Activity
Select and reproduce each line of the listing below that bears the string "Uncrowded".

Content starts

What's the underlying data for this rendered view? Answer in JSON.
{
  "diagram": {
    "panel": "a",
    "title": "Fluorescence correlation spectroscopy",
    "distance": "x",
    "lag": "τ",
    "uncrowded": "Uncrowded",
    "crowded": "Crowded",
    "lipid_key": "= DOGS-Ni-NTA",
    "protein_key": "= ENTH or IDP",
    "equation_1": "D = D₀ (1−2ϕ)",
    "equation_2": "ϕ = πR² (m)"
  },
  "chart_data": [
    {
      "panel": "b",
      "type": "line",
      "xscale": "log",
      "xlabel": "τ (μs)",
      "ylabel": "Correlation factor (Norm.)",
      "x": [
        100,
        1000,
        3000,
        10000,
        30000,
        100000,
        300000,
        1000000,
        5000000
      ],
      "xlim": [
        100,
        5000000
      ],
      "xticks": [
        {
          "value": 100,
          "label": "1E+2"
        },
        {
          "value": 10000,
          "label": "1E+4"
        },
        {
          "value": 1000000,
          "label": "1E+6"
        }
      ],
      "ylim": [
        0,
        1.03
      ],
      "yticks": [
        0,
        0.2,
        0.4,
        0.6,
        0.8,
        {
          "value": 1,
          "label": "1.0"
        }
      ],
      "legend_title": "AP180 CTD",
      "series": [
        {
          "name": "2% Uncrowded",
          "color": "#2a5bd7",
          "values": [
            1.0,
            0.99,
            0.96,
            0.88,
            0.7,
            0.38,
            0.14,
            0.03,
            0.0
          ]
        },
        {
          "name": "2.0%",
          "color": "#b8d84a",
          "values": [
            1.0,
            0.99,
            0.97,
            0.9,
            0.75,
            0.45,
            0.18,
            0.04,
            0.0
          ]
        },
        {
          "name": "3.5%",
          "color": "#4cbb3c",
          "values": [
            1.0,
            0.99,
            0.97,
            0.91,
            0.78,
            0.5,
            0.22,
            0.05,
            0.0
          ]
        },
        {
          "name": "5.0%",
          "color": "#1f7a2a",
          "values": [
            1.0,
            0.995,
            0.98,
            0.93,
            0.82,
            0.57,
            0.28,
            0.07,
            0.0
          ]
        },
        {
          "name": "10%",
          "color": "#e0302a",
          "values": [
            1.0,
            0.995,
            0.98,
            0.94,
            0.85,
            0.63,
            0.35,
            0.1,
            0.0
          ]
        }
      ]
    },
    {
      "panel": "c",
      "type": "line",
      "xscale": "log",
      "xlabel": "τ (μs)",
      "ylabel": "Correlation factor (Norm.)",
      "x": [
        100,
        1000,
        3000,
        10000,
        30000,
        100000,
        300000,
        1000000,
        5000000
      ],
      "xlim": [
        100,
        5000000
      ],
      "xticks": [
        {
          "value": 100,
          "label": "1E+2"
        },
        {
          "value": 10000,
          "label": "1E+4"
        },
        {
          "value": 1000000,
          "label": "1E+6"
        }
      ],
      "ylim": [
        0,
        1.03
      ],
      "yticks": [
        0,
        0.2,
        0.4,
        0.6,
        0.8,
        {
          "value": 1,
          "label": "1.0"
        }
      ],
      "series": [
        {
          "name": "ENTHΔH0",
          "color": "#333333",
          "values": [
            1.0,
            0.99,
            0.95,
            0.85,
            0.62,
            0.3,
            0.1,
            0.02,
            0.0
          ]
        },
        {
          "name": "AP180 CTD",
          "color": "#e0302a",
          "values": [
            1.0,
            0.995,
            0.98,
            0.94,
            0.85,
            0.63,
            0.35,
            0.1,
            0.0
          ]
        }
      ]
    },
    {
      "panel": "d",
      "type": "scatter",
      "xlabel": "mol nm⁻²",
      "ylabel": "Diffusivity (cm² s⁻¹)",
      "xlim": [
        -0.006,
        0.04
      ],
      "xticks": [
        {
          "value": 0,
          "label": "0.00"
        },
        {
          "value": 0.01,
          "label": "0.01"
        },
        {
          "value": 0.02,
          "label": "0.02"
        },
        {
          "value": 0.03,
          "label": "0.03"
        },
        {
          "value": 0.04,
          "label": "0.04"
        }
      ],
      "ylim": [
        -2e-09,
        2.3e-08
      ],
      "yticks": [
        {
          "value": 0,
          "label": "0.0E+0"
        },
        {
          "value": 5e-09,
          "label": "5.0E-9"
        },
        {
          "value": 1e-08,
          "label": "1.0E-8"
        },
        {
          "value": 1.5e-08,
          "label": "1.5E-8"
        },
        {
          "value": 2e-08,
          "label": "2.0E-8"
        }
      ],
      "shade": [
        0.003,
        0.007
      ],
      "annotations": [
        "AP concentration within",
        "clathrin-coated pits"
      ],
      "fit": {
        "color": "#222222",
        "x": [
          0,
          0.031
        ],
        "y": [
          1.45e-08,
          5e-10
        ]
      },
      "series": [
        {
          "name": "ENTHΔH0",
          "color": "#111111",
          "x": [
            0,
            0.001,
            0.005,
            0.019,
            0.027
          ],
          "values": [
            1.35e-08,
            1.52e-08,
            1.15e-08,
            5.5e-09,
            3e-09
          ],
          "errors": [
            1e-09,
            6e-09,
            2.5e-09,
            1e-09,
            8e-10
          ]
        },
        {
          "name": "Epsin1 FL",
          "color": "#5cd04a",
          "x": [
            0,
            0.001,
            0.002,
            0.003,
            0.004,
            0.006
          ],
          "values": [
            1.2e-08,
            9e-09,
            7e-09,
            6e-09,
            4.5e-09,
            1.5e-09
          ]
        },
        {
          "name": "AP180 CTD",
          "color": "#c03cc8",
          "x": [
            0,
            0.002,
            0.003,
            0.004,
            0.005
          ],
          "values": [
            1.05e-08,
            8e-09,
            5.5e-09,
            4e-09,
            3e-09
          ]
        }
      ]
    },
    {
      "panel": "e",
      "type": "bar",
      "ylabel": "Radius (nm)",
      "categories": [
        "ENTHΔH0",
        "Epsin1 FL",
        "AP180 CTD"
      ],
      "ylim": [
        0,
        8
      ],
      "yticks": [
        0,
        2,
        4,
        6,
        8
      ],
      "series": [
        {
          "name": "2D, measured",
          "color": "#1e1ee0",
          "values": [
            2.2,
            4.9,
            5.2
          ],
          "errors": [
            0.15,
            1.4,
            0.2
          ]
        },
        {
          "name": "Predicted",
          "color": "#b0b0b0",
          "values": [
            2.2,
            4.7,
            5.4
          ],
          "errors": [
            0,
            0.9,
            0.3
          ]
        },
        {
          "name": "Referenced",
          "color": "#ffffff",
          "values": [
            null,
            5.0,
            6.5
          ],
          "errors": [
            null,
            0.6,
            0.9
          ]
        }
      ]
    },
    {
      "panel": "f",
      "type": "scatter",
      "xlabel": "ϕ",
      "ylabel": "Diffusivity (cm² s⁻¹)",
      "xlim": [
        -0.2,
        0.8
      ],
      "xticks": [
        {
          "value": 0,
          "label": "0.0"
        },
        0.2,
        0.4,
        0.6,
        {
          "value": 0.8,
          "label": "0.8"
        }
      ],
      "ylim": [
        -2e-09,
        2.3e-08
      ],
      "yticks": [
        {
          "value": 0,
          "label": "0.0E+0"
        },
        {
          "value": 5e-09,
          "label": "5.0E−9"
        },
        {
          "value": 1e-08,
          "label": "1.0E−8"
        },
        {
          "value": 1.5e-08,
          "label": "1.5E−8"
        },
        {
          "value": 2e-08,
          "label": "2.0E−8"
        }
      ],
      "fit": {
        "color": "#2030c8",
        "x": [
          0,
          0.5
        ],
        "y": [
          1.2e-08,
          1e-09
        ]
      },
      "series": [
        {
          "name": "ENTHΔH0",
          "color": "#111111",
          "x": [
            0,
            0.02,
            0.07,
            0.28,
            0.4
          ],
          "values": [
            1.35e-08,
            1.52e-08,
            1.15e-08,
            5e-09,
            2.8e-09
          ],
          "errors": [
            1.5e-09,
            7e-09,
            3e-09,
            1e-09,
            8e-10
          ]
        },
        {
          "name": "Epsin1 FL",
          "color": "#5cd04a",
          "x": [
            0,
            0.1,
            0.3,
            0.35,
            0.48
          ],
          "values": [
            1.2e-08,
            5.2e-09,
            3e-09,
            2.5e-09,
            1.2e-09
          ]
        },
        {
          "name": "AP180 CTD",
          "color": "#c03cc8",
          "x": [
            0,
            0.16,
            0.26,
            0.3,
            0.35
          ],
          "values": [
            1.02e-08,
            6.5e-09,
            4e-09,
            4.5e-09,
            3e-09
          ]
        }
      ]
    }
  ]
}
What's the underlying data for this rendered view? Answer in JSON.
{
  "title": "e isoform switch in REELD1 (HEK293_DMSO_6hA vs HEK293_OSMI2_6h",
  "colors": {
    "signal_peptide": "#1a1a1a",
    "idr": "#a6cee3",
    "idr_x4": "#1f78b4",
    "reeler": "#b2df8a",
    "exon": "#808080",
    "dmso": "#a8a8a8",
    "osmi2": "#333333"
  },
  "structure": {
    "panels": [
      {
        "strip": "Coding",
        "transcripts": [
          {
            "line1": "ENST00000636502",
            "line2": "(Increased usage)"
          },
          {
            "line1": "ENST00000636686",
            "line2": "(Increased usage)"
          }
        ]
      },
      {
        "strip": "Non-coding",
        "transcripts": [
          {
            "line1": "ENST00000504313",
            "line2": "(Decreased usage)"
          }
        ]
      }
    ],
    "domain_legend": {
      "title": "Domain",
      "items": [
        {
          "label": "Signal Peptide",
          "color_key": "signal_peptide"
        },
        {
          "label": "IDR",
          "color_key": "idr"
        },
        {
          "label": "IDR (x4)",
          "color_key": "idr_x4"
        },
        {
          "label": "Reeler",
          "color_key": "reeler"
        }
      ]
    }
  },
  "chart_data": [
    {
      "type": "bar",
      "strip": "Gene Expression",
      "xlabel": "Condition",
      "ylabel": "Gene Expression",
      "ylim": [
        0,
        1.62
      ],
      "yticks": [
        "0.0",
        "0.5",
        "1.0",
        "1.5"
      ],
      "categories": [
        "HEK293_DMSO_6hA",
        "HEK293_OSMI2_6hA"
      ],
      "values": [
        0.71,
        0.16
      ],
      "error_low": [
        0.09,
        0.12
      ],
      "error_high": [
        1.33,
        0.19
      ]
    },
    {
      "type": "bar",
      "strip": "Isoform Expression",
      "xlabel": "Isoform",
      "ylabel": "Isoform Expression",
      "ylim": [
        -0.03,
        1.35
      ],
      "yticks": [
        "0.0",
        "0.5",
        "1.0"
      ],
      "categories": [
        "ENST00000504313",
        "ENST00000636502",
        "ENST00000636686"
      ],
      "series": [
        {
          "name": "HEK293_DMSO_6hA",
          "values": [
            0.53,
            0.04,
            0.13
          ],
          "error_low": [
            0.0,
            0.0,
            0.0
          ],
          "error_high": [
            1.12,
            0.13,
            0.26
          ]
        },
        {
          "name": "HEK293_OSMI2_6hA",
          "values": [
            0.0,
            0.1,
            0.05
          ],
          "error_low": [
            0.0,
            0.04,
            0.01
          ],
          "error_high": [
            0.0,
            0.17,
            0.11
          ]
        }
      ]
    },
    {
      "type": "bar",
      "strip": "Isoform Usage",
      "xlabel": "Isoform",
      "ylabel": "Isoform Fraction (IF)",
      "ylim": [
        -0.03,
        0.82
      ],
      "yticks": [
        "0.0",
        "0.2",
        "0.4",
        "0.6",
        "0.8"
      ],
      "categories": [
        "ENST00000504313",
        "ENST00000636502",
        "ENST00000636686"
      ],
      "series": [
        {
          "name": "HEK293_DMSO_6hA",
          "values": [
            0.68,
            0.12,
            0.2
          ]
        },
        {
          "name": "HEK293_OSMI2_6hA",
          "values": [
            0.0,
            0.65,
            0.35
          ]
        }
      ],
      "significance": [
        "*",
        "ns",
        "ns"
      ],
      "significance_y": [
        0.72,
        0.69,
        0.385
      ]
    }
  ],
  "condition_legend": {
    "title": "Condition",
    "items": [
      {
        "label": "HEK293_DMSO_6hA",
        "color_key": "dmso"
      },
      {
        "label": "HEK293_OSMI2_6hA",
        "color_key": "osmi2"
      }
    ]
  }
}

Content ends

Result of the task
    "uncrowded": "Uncrowded",
          "name": "2% Uncrowded",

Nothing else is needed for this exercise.